◆ **SHORT EXERCISE**
Reproduce the records below in their entirety, character for character.

(Stored entries)
## START

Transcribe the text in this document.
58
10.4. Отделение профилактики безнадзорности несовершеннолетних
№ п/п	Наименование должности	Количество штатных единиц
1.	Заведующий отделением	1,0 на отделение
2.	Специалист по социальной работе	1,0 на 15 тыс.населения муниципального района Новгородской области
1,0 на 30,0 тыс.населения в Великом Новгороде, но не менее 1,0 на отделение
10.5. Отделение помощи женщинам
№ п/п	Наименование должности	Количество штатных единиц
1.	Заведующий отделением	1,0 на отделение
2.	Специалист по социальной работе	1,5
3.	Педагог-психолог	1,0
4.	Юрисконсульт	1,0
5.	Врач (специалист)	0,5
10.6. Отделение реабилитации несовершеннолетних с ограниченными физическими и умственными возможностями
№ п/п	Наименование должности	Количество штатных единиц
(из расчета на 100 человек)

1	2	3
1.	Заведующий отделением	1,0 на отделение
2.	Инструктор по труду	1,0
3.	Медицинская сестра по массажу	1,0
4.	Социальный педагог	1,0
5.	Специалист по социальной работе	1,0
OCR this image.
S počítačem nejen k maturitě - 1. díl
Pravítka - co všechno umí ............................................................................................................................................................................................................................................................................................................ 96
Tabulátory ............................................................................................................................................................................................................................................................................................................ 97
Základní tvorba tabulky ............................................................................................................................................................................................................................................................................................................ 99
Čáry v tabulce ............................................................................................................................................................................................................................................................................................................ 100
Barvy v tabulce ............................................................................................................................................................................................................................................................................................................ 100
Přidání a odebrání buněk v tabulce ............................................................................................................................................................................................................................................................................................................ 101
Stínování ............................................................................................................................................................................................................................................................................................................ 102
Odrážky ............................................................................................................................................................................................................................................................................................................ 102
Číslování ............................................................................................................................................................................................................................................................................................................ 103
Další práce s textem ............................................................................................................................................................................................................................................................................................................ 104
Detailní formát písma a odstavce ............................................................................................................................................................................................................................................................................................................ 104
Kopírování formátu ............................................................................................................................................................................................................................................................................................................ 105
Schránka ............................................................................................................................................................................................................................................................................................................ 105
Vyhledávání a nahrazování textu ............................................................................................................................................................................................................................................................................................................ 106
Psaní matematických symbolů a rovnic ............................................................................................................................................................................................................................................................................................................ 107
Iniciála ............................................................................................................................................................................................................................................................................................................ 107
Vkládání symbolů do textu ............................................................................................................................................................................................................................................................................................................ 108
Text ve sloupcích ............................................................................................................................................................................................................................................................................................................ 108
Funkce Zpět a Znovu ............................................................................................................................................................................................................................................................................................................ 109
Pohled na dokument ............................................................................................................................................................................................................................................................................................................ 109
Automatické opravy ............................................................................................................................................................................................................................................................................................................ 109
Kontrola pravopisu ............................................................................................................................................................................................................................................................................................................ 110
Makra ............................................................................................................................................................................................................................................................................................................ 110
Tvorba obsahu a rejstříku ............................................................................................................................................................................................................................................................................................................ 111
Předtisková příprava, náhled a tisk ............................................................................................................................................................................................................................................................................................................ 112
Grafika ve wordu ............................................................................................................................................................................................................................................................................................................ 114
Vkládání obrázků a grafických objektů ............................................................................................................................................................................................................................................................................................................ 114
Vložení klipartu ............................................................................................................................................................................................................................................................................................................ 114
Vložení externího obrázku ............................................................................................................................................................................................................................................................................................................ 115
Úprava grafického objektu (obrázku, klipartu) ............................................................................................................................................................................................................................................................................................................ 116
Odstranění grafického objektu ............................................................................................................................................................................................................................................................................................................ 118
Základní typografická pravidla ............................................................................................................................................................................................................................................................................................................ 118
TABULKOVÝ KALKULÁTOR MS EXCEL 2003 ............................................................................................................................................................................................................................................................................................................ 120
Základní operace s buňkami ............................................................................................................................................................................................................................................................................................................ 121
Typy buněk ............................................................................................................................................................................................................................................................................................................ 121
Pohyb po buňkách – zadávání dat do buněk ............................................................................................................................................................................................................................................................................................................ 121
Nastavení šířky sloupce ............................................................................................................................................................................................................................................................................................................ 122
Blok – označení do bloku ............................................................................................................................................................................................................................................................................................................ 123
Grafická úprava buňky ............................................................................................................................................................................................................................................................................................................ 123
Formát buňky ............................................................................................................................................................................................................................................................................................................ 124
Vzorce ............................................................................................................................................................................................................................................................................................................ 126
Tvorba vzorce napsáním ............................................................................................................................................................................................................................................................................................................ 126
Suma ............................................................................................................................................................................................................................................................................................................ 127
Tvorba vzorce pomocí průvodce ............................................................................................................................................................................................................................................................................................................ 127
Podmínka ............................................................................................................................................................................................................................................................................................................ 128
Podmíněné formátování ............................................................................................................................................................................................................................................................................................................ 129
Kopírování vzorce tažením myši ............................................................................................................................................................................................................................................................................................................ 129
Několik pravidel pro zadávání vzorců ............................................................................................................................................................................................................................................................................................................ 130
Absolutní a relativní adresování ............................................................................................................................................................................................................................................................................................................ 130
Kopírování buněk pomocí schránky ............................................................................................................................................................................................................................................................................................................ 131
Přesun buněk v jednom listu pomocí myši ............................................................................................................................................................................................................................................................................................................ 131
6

## END

◆ **REPLY TO THE EXERCISE**
Transcribe the text in this document.
58
10.4. Отделение профилактики безнадзорности несовершеннолетних
№ п/п	Наименование должности	Количество штатных единиц
1.	Заведующий отделением	1,0 на отделение
2.	Специалист по социальной работе	1,0 на 15 тыс.населения муниципального района Новгородской области
1,0 на 30,0 тыс.населения в Великом Новгороде, но не менее 1,0 на отделение
10.5. Отделение помощи женщинам
№ п/п	Наименование должности	Количество штатных единиц
1.	Заведующий отделением	1,0 на отделение
2.	Специалист по социальной работе	1,5
3.	Педагог-психолог	1,0
4.	Юрисконсульт	1,0
5.	Врач (специалист)	0,5
10.6. Отделение реабилитации несовершеннолетних с ограниченными физическими и умственными возможностями
№ п/п	Наименование должности	Количество штатных единиц
(из расчета на 100 человек)

1	2	3
1.	Заведующий отделением	1,0 на отделение
2.	Инструктор по труду	1,0
3.	Медицинская сестра по массажу	1,0
4.	Социальный педагог	1,0
5.	Специалист по социальной работе	1,0
OCR this image.
S počítačem nejen k maturitě - 1. díl
Pravítka - co všechno umí ............................................................................................................................................................................................................................................................................................................ 96
Tabulátory ............................................................................................................................................................................................................................................................................................................ 97
Základní tvorba tabulky ............................................................................................................................................................................................................................................................................................................ 99
Čáry v tabulce ............................................................................................................................................................................................................................................................................................................ 100
Barvy v tabulce ............................................................................................................................................................................................................................................................................................................ 100
Přidání a odebrání buněk v tabulce ............................................................................................................................................................................................................................................................................................................ 101
Stínování ............................................................................................................................................................................................................................................................................................................ 102
Odrážky ............................................................................................................................................................................................................................................................................................................ 102
Číslování ............................................................................................................................................................................................................................................................................................................ 103
Další práce s textem ............................................................................................................................................................................................................................................................................................................ 104
Detailní formát písma a odstavce ............................................................................................................................................................................................................................................................................................................ 104
Kopírování formátu ............................................................................................................................................................................................................................................................................................................ 105
Schránka ............................................................................................................................................................................................................................................................................................................ 105
Vyhledávání a nahrazování textu ............................................................................................................................................................................................................................................................................................................ 106
Psaní matematických symbolů a rovnic ............................................................................................................................................................................................................................................................................................................ 107
Iniciála ............................................................................................................................................................................................................................................................................................................ 107
Vkládání symbolů do textu ............................................................................................................................................................................................................................................................................................................ 108
Text ve sloupcích ............................................................................................................................................................................................................................................................................................................ 108
Funkce Zpět a Znovu ............................................................................................................................................................................................................................................................................................................ 109
Pohled na dokument ............................................................................................................................................................................................................................................................................................................ 109
Automatické opravy ............................................................................................................................................................................................................................................................................................................ 109
Kontrola pravopisu ............................................................................................................................................................................................................................................................................................................ 110
Makra ............................................................................................................................................................................................................................................................................................................ 110
Tvorba obsahu a rejstříku ............................................................................................................................................................................................................................................................................................................ 111
Předtisková příprava, náhled a tisk ............................................................................................................................................................................................................................................................................................................ 112
Grafika ve wordu ............................................................................................................................................................................................................................................................................................................ 114
Vkládání obrázků a grafických objektů ............................................................................................................................................................................................................................................................................................................ 114
Vložení klipartu ............................................................................................................................................................................................................................................................................................................ 114
Vložení externího obrázku ............................................................................................................................................................................................................................................................................................................ 115
Úprava grafického objektu (obrázku, klipartu) ............................................................................................................................................................................................................................................................................................................ 116
Odstranění grafického objektu ............................................................................................................................................................................................................................................................................................................ 118
Základní typografická pravidla ............................................................................................................................................................................................................................................................................................................ 118
TABULKOVÝ KALKULÁTOR MS EXCEL 2003 ............................................................................................................................................................................................................................................................................................................ 120
Základní operace s buňkami ............................................................................................................................................................................................................................................................................................................ 121
Typy buněk ............................................................................................................................................................................................................................................................................................................ 121
Pohyb po buňkách – zadávání dat do buněk ............................................................................................................................................................................................................................................................................................................ 121
Nastavení šířky sloupce ............................................................................................................................................................................................................................................................................................................ 122
Blok – označení do bloku ............................................................................................................................................................................................................................................................................................................ 123
Grafická úprava buňky ............................................................................................................................................................................................................................................................................................................ 123
Formát buňky ............................................................................................................................................................................................................................................................................................................ 124
Vzorce ............................................................................................................................................................................................................................................................................................................ 126
Tvorba vzorce napsáním ............................................................................................................................................................................................................................................................................................................ 126
Suma ............................................................................................................................................................................................................................................................................................................ 127
Tvorba vzorce pomocí průvodce ............................................................................................................................................................................................................................................................................................................ 127
Podmínka ............................................................................................................................................................................................................................................................................................................ 128
Podmíněné formátování ............................................................................................................................................................................................................................................................................................................ 129
Kopírování vzorce tažením myši ............................................................................................................................................................................................................................................................................................................ 129
Několik pravidel pro zadávání vzorců ............................................................................................................................................................................................................................................................................................................ 130
Absolutní a relativní adresování ............................................................................................................................................................................................................................................................................................................ 130
Kopírování buněk pomocí schránky ............................................................................................................................................................................................................................................................................................................ 131
Přesun buněk v jednom listu pomocí myši ............................................................................................................................................................................................................................................................................................................ 131
6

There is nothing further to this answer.